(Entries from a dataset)
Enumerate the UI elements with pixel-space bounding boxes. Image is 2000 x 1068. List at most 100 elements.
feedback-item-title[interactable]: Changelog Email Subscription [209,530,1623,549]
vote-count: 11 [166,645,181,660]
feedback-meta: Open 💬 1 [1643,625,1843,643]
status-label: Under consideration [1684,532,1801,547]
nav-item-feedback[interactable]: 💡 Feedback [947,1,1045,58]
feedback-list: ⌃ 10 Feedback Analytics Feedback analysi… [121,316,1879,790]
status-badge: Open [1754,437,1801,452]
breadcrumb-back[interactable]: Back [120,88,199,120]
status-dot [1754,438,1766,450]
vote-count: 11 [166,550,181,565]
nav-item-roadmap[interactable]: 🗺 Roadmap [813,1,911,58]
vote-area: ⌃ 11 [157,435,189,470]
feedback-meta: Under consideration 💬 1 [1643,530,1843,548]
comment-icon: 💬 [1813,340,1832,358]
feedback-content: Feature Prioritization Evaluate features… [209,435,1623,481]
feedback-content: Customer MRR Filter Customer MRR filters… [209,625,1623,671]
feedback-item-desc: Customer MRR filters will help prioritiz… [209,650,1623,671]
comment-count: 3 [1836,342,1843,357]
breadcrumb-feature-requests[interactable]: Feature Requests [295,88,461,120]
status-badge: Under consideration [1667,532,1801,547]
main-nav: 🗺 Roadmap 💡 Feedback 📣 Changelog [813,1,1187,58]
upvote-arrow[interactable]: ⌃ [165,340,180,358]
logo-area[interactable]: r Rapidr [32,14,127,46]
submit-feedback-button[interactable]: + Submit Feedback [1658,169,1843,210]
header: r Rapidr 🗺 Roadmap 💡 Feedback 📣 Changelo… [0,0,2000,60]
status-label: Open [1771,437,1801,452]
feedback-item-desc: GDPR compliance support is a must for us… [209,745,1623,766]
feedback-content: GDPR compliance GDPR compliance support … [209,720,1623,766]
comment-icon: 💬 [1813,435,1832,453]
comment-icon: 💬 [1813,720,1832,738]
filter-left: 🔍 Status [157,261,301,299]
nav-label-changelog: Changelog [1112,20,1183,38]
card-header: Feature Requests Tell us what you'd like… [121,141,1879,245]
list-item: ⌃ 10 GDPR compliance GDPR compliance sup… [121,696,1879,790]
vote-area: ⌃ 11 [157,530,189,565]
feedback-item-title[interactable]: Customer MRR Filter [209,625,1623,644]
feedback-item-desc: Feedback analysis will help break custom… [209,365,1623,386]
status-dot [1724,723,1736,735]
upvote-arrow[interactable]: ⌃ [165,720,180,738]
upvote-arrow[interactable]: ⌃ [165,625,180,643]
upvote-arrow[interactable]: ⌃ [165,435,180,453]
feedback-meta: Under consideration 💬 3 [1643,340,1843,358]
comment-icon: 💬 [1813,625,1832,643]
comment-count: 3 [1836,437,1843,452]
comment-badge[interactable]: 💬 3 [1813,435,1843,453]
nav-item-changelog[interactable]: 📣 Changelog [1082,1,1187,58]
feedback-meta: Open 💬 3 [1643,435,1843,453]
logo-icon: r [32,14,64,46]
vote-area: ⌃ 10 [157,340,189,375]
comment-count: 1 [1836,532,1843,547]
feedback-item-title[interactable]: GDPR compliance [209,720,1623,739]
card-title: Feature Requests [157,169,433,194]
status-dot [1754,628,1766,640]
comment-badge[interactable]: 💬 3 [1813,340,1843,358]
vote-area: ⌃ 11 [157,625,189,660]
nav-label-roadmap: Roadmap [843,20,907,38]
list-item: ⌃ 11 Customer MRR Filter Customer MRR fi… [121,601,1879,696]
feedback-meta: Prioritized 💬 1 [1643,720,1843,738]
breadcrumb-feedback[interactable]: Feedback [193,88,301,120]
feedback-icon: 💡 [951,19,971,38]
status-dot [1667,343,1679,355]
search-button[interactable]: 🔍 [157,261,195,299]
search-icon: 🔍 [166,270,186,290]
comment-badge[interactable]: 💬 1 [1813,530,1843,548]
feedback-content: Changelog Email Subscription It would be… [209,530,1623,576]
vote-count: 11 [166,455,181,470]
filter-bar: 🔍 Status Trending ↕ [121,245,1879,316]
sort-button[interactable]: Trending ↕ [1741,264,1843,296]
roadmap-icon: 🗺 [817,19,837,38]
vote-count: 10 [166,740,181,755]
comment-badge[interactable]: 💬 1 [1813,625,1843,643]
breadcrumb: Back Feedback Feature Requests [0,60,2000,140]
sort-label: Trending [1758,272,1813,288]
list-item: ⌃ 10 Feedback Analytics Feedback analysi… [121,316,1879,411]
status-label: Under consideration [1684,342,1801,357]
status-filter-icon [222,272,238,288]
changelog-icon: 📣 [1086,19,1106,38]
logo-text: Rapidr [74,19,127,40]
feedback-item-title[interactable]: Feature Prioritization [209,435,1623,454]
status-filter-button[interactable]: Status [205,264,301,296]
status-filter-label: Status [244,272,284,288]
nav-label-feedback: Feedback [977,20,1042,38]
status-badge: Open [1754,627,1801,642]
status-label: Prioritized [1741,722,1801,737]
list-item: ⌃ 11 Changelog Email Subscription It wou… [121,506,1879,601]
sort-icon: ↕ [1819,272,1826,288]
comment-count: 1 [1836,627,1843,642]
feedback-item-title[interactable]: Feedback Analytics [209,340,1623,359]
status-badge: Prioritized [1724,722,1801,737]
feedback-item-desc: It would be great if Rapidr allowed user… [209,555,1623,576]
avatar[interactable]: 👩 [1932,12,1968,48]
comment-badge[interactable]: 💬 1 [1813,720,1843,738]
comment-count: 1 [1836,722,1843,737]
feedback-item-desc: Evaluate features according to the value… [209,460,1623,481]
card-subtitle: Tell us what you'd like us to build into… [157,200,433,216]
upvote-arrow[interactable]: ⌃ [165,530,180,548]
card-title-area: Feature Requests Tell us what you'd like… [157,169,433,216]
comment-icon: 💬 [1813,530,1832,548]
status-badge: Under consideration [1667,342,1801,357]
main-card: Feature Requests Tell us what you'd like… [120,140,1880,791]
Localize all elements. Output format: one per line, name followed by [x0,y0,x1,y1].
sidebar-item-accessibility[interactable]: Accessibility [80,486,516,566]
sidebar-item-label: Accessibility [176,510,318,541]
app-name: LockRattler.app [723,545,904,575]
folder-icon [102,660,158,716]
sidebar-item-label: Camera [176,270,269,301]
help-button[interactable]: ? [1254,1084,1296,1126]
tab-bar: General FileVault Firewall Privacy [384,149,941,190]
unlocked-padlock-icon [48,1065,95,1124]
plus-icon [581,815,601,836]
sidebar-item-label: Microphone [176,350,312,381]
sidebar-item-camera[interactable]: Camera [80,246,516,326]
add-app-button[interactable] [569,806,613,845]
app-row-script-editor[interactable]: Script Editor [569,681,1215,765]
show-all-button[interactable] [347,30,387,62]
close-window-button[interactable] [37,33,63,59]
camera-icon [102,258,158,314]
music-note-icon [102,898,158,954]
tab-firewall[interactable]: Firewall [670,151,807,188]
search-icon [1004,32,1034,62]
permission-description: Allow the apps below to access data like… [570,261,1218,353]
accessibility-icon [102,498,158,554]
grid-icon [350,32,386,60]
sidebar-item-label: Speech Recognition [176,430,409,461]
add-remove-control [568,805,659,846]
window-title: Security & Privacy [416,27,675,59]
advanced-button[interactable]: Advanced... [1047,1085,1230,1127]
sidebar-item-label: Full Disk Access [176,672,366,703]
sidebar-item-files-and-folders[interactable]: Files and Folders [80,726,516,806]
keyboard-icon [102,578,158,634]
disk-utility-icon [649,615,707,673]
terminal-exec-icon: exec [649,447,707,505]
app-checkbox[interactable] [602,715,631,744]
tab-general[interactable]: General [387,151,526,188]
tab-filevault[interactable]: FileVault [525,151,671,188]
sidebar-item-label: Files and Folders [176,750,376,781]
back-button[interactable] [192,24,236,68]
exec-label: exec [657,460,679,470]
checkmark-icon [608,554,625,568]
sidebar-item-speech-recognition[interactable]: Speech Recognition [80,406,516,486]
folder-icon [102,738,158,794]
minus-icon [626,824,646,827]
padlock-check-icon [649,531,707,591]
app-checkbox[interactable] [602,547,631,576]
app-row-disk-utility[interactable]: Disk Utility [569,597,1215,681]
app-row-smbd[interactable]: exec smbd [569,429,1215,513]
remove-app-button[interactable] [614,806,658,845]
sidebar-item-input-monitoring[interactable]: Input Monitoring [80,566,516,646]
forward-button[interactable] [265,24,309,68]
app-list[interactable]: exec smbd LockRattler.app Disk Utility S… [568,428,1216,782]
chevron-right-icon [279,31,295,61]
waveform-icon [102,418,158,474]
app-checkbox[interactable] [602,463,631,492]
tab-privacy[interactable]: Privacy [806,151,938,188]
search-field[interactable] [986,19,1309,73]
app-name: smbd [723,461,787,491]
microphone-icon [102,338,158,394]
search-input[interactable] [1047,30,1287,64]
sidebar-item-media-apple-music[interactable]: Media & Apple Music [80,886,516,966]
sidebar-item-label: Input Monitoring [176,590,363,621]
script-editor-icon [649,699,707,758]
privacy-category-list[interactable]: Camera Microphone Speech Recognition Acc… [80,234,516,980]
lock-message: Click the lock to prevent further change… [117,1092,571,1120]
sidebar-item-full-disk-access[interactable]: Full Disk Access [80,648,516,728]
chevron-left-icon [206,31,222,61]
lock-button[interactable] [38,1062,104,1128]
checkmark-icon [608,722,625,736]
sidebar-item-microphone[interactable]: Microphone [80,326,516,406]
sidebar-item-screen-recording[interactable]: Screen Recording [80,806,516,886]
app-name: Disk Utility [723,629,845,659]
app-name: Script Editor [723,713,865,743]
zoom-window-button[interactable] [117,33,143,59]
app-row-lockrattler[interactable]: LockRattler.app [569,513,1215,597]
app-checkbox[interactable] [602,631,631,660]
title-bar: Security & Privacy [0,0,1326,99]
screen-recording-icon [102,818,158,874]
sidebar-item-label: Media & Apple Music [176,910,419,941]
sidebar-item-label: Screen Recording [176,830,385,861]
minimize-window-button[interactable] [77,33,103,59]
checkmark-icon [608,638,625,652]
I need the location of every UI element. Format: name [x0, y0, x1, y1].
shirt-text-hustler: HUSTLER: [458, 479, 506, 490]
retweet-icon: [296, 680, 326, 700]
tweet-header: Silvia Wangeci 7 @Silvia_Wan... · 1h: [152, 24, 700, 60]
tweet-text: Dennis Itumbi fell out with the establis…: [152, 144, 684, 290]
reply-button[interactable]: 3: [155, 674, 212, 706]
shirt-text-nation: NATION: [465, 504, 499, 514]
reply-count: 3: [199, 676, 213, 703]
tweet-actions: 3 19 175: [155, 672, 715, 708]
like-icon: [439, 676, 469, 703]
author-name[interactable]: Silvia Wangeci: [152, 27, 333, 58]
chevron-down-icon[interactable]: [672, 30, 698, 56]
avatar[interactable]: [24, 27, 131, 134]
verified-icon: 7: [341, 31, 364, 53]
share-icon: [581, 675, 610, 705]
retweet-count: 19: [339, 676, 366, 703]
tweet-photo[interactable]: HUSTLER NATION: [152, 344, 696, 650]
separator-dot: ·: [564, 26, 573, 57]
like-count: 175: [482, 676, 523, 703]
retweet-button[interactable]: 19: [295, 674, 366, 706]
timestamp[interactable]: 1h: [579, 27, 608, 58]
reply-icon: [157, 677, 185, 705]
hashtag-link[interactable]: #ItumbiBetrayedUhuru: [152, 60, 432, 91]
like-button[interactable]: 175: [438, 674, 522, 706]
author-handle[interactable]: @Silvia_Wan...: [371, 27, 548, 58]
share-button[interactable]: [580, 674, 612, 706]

— AIM OF THE TASK —
Write out everything from the first line down to the line containing "status-badge: Open [1754,437,1801,452]", including both, without changing anything.

— RESULT OF THIS TASK —
Enumerate the UI elements with pixel-space bounding boxes. Image is 2000 x 1068. List at most 100 elements.
feedback-item-title[interactable]: Changelog Email Subscription [209,530,1623,549]
vote-count: 11 [166,645,181,660]
feedback-meta: Open 💬 1 [1643,625,1843,643]
status-label: Under consideration [1684,532,1801,547]
nav-item-feedback[interactable]: 💡 Feedback [947,1,1045,58]
feedback-list: ⌃ 10 Feedback Analytics Feedback analysi… [121,316,1879,790]
status-badge: Open [1754,437,1801,452]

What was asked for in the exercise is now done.